**Prompt**: Write out the data again in full, exactly as it reads.

**Figure collection entries**:
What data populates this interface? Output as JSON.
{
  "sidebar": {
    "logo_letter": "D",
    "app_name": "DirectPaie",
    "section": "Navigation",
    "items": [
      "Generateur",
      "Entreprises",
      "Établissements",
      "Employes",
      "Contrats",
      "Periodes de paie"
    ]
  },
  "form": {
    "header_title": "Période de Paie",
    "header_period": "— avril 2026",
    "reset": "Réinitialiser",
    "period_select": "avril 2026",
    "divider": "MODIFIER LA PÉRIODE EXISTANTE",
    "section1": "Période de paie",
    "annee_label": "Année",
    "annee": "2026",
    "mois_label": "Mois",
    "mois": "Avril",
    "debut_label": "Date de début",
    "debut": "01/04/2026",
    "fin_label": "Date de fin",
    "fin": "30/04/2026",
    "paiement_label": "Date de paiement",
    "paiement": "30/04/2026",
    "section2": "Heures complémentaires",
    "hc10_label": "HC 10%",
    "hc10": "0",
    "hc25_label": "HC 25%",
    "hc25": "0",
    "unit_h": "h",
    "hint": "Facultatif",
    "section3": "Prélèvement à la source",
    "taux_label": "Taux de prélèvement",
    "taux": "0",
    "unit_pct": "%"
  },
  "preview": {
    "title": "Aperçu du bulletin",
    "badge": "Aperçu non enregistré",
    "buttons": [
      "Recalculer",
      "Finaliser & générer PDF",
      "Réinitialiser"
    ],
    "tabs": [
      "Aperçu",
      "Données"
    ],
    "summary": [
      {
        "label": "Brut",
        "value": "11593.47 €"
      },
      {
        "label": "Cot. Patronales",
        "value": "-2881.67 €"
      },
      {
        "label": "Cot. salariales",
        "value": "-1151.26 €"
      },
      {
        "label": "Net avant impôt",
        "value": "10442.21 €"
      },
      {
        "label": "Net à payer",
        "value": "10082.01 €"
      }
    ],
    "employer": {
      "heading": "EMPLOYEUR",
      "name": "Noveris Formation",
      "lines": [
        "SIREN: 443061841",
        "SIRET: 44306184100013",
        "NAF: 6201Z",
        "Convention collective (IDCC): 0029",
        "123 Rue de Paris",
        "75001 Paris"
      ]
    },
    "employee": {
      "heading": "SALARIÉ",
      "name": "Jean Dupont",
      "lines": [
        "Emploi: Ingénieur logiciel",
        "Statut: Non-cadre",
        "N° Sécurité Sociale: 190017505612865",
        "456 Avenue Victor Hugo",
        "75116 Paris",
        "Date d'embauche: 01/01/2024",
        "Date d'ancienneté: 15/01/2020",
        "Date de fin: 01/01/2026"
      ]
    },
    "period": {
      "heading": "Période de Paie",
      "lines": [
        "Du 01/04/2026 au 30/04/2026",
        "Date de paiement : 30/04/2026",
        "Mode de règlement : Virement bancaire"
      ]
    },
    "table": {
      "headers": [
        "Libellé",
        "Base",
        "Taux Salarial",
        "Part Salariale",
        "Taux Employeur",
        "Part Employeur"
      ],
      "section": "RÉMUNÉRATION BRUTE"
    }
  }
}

**Reply to the task**:
What data populates this interface? Output as JSON.
{
  "sidebar": {
    "logo_letter": "D",
    "app_name": "DirectPaie",
    "section": "Navigation",
    "items": [
      "Generateur",
      "Entreprises",
      "Établissements",
      "Employes",
      "Contrats",
      "Periodes de paie"
    ]
  },
  "form": {
    "header_title": "Période de Paie",
    "header_period": "— avril 2026",
    "reset": "Réinitialiser",
    "period_select": "avril 2026",
    "divider": "MODIFIER LA PÉRIODE EXISTANTE",
    "section1": "Période de paie",
    "annee_label": "Année",
    "annee": "2026",
    "mois_label": "Mois",
    "mois": "Avril",
    "debut_label": "Date de début",
    "debut": "01/04/2026",
    "fin_label": "Date de fin",
    "fin": "30/04/2026",
    "paiement_label": "Date de paiement",
    "paiement": "30/04/2026",
    "section2": "Heures complémentaires",
    "hc10_label": "HC 10%",
    "hc10": "0",
    "hc25_label": "HC 25%",
    "hc25": "0",
    "unit_h": "h",
    "hint": "Facultatif",
    "section3": "Prélèvement à la source",
    "taux_label": "Taux de prélèvement",
    "taux": "0",
    "unit_pct": "%"
  },
  "preview": {
    "title": "Aperçu du bulletin",
    "badge": "Aperçu non enregistré",
    "buttons": [
      "Recalculer",
      "Finaliser & générer PDF",
      "Réinitialiser"
    ],
    "tabs": [
      "Aperçu",
      "Données"
    ],
    "summary": [
      {
        "label": "Brut",
        "value": "11593.47 €"
      },
      {
        "label": "Cot. Patronales",
        "value": "-2881.67 €"
      },
      {
        "label": "Cot. salariales",
        "value": "-1151.26 €"
      },
      {
        "label": "Net avant impôt",
        "value": "10442.21 €"
      },
      {
        "label": "Net à payer",
        "value": "10082.01 €"
      }
    ],
    "employer": {
      "heading": "EMPLOYEUR",
      "name": "Noveris Formation",
      "lines": [
        "SIREN: 443061841",
        "SIRET: 44306184100013",
        "NAF: 6201Z",
        "Convention collective (IDCC): 0029",
        "123 Rue de Paris",
        "75001 Paris"
      ]
    },
    "employee": {
      "heading": "SALARIÉ",
      "name": "Jean Dupont",
      "lines": [
        "Emploi: Ingénieur logiciel",
        "Statut: Non-cadre",
        "N° Sécurité Sociale: 190017505612865",
        "456 Avenue Victor Hugo",
        "75116 Paris",
        "Date d'embauche: 01/01/2024",
        "Date d'ancienneté: 15/01/2020",
        "Date de fin: 01/01/2026"
      ]
    },
    "period": {
      "heading": "Période de Paie",
      "lines": [
        "Du 01/04/2026 au 30/04/2026",
        "Date de paiement : 30/04/2026",
        "Mode de règlement : Virement bancaire"
      ]
    },
    "table": {
      "headers": [
        "Libellé",
        "Base",
        "Taux Salarial",
        "Part Salariale",
        "Taux Employeur",
        "Part Employeur"
      ],
      "section": "RÉMUNÉRATION BRUTE"
    }
  }
}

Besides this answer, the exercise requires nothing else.